— TEXT SHOWN —
# # # #

In terms of a brief overview of Moulton’s occultist history, it is reported that he “didn’t begin to explore the connection between art and religion in earnest until he moved to Salt Lake City, where he was senior curator at the Utah Museum of Contemporary Art from 2012 to 2013. There he began to work with Jason Metcalf, an artist and former Mormon whose practice is informed by, according to Moulton, “a perfect cocktail of religion, spirituality, folklore, superstition, anthropology and contemporary art.”… “With CLEAR, his first Gagosian Beverly Hills show in 2014, Moulton took the revered Light and Space movement as a starting point, exploring potential aesthetic links to Scientology and astral projection… And per Moulton, the show’s Easter egg was a vividly colorful painting by Ingo Swann, who, in addition to being an artist, was also a psychic who developed the practice of remote viewing, and worked with the CIA on several secret surveillance projects.”
For the past decade Moulton has continued to work closely with Jason Metcalf, who since then changed his artist’s name to Lazslo and then simply L. In his biography for the A.S.T.R.A.L.O.R.A.C.L.E.S exhibit that was funded by the US Embassy in Bulgaria, L described himself as “a starseed, alchemist, and healer with training and experience in numerous magical traditions and energy modalities.”
[6] Another occult artist whose bust of George Soros features in The Influencing Machine exhibit is Mi Kafchin, whose 2019 ‘Chemtrails’ exhibition was curated by Moulton – an earlier show that happened to be heavily influenced by the conspiracies of David Icke, who bust featured prominently in the Nicodem Gallery.
[7] The overlap between the wellness industry and far-right health conspiracies goes back decades; and for an article that discusses this problem in relation to David Icke’s conspiracy mongering, see Matthew Kalman and John Murray, “From green messiah to new age nazi,” Left Green Perspectives, 1996. This troubling history however eludes the corporate media, who in an otherwise useful article argue that this damaging trend is just a recent one, see Sophie Aubrey, “‘Playing with fire’: The curious marriage of QAnon and wellness,” Sydney Morning Herald, September 27, 2020.
In recent years the newly coined term “conspirituality” has gained in popularity with the mainstream media as an attempt to understand the cojoining of conspiracy theorists and New Age spirituality. Yet contrary to the surprise expressed by the initial academic proponents of conspirituality (Charlotte Ward and David Voas), whose work focused on the rise of conspirituality through the likes of charismatic gurus like David Icke, conservative conspiracies have always flowed through occult and New Age circles. This point is well made in Egil Asprem and Asbjørn Dyrendal’s 2015 article “Conspirituality reconsidered: how surprising and how new is the confluence of spirituality and conspiracy theory?” To take just one example, the responding authors explain: “Transnational occult networks have also been important for the dissemination of central conspiratorial motifs across Europe. The basic text of what was later to become the Protocols of the Elders of Zion appears to have been brought from France to Russia by Yuliana Glinka, who, besides being an unsuccessful agent of the Russian secret police, was also a Theosophist with connections to Blavatsky’s circle.” (p.376)
Despite his willingness to embrace right-wing conspiracists whose work helps popularize conspiracies linked to the Protocols, Aaron Moulton, in his own 2022 book, does provide a fairly useful overview of the way in which the Protocols were manufactured as a piece of “black propaganda” and he even includes a mention of the link to Glinka. (p.89)
[8] Hind, The Threat to Reason, p.152.

# # # #

— DATA UNDER STUDY —

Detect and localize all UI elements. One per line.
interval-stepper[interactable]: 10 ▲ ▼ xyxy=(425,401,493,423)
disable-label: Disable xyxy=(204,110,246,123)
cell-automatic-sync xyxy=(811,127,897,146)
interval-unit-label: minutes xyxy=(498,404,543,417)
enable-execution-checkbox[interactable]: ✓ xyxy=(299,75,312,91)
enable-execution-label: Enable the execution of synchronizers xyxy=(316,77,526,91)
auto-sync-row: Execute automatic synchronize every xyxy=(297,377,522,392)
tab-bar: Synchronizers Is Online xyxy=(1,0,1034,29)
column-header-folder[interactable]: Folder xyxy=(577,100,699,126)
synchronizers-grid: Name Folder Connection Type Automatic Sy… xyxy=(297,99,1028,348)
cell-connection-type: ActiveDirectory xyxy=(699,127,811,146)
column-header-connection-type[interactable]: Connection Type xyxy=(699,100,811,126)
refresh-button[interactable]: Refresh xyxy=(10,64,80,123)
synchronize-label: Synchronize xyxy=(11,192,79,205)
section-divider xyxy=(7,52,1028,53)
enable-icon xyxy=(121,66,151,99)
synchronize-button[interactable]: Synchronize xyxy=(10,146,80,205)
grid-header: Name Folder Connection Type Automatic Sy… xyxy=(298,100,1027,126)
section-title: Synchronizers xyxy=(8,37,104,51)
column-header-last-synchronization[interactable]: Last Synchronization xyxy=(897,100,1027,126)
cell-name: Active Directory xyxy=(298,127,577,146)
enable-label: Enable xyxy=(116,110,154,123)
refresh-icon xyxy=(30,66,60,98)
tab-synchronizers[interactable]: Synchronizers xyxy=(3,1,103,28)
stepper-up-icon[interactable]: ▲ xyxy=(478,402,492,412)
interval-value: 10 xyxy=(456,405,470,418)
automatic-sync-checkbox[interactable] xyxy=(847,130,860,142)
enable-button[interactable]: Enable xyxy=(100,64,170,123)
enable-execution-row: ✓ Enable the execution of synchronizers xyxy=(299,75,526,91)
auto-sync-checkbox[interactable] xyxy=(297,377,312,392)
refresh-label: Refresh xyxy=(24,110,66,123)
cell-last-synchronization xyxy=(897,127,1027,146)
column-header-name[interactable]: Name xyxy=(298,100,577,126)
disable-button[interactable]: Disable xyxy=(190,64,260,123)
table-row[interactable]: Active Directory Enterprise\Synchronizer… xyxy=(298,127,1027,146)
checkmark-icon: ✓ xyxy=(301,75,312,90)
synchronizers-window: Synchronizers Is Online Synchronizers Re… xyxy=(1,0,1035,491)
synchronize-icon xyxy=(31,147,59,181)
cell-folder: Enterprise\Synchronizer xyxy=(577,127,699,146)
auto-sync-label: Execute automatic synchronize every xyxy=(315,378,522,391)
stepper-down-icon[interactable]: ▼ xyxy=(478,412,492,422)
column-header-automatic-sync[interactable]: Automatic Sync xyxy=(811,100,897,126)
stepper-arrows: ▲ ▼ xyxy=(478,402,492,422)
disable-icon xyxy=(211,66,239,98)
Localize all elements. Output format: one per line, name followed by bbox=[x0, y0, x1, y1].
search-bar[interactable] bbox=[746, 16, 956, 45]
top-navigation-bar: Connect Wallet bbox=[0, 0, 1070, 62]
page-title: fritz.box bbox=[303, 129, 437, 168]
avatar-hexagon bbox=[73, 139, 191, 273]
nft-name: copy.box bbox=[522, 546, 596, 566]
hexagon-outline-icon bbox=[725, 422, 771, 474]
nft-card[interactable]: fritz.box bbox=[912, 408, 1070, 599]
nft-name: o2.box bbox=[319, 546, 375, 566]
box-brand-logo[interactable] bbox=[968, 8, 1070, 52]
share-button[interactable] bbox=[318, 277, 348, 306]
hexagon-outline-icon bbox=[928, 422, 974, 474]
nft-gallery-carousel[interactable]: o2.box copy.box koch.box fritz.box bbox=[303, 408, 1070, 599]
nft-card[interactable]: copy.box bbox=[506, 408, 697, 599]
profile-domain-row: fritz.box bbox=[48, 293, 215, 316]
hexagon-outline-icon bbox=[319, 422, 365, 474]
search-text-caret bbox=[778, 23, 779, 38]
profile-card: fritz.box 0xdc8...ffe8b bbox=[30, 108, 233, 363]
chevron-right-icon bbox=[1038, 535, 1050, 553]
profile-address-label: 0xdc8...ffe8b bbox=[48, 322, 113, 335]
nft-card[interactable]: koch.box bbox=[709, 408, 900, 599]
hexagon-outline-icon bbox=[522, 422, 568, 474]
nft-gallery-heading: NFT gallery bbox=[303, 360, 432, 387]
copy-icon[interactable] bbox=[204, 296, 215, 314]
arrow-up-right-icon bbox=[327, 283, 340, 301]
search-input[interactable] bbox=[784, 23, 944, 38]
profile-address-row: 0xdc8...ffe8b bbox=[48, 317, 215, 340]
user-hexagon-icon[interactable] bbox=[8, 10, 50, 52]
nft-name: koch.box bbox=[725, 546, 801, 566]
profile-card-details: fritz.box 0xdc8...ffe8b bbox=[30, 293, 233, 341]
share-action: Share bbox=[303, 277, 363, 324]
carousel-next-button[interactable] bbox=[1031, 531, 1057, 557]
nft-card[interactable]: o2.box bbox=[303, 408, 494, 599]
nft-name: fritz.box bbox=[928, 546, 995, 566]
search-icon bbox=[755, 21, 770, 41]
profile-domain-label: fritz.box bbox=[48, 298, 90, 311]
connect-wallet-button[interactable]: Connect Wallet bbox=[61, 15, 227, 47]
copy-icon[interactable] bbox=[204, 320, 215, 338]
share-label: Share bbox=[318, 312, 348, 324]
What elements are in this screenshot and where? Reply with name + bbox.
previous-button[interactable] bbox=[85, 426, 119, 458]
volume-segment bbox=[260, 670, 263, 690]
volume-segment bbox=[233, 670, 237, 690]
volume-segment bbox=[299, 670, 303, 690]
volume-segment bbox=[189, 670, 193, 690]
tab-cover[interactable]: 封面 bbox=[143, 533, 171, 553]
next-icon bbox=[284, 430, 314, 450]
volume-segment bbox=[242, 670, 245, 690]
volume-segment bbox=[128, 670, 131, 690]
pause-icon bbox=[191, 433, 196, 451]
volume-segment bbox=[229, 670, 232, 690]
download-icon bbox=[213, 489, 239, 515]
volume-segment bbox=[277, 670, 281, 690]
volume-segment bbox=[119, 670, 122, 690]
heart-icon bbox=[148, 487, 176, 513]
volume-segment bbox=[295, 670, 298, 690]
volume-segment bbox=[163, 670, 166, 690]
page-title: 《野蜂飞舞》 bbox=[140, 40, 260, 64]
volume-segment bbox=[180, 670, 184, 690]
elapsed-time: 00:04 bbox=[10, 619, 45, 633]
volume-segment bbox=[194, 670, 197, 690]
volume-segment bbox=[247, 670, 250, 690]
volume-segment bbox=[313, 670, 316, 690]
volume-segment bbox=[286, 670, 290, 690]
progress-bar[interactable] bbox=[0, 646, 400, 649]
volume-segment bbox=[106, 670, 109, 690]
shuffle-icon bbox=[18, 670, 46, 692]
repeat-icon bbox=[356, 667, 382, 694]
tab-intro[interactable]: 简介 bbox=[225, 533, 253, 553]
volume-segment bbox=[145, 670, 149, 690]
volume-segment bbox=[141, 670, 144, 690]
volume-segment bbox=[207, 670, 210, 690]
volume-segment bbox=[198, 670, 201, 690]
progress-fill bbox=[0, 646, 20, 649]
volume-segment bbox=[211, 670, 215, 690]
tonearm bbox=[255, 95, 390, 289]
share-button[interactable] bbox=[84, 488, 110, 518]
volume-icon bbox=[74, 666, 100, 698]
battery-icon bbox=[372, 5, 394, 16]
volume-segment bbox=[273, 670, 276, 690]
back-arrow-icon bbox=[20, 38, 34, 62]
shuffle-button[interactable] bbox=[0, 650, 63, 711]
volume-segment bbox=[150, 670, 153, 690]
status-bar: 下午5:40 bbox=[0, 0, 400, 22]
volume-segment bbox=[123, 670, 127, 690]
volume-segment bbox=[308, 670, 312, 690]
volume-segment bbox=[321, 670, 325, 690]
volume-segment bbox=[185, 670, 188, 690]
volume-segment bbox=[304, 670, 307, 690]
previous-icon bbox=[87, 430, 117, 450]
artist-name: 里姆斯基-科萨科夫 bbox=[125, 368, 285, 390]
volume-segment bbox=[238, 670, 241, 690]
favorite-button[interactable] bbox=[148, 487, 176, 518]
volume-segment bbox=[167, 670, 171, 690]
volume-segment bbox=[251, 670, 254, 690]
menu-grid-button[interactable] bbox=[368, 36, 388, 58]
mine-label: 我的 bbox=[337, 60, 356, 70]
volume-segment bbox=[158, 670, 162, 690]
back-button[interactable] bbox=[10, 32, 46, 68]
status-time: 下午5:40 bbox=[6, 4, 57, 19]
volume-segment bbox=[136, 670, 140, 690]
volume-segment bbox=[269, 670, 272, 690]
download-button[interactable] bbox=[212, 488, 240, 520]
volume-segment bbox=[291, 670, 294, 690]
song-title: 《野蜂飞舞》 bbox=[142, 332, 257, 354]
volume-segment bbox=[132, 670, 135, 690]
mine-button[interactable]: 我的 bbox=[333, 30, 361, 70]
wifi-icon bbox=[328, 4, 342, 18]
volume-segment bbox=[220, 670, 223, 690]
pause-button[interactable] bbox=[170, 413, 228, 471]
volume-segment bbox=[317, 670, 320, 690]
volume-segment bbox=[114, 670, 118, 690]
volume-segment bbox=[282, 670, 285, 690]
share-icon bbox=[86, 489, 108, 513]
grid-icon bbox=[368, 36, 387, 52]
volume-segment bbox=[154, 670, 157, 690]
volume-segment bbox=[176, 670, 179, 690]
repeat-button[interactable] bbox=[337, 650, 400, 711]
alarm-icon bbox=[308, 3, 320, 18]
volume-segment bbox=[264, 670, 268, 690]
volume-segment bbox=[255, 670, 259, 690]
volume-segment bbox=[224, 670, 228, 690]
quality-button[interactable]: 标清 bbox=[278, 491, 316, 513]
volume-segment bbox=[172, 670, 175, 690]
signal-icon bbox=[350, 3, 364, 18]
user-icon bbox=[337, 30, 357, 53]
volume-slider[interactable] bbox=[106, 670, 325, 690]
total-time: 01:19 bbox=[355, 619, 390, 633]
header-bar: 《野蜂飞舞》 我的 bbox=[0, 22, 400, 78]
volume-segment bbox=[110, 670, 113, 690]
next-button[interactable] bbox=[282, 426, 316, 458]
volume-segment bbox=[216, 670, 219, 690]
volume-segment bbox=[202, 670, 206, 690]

# # # #

— WHAT YOU SHOULD DO —
Starting with "[7] The overlap" and going on through "September 27, 2020.", rewrite that part of the text on Moulton and the occult, swapping "corporate media" for "mainstream press". Base everything on the text alone, not on the listing.

— EXPECTED OUTPUT —
[7] The overlap between the wellness industry and far-right health conspiracies goes back decades; and for an article that discusses this problem in relation to David Icke’s conspiracy mongering, see Matthew Kalman and John Murray, “From green messiah to new age nazi,” Left Green Perspectives, 1996. This troubling history however eludes the mainstream press, who in an otherwise useful article argue that this damaging trend is just a recent one, see Sophie Aubrey, “‘Playing with fire’: The curious marriage of QAnon and wellness,” Sydney Morning Herald, September 27, 2020.